> TASK BRIEF
Find the lines containing the word "name" and copy every one of them.

Raw records:
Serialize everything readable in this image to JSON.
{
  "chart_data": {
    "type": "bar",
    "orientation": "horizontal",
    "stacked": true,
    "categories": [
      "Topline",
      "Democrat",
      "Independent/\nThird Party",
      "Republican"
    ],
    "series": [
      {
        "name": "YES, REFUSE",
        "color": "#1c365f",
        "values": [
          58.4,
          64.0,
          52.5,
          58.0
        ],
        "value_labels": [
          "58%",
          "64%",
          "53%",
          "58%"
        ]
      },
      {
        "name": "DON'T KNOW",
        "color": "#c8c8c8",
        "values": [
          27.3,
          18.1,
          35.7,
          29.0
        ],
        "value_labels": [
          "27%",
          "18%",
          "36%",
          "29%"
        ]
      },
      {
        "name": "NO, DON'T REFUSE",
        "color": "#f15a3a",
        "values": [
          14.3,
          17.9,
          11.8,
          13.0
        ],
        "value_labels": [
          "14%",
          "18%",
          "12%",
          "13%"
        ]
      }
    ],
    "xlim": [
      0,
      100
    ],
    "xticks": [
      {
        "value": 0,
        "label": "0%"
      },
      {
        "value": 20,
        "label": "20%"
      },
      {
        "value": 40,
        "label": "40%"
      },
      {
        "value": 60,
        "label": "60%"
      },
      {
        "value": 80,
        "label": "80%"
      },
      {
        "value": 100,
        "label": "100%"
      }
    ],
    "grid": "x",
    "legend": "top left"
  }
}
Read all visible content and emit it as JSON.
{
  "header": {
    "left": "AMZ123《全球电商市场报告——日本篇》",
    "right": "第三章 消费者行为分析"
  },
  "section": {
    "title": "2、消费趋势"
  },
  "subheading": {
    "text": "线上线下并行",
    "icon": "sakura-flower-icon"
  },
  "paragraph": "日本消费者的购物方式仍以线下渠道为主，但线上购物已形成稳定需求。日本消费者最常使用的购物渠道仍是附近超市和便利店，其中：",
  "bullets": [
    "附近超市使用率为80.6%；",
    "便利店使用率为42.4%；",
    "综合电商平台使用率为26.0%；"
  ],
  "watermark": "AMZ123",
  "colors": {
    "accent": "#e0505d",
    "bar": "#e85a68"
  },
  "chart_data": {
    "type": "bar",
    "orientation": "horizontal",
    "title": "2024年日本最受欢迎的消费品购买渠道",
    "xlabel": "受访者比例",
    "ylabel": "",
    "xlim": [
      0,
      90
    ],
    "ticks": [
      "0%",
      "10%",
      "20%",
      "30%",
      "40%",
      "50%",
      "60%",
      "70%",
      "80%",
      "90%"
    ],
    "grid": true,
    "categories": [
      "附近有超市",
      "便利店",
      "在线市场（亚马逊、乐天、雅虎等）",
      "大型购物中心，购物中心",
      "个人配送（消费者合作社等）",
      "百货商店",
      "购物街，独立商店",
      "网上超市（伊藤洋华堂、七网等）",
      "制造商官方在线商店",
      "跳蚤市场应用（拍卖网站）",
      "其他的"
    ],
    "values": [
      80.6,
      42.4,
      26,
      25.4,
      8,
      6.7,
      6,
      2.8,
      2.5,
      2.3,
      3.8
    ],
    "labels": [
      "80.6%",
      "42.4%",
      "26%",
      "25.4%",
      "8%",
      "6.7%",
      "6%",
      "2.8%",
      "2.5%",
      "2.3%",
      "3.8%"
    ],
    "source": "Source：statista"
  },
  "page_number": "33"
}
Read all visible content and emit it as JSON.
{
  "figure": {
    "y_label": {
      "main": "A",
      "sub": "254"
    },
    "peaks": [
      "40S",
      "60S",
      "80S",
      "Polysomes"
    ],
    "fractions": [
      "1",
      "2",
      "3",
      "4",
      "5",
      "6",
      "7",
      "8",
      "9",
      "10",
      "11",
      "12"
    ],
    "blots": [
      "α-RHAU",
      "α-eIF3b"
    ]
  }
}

> REPLY
        "name": "YES, REFUSE",
        "name": "DON'T KNOW",
        "name": "NO, DON'T REFUSE",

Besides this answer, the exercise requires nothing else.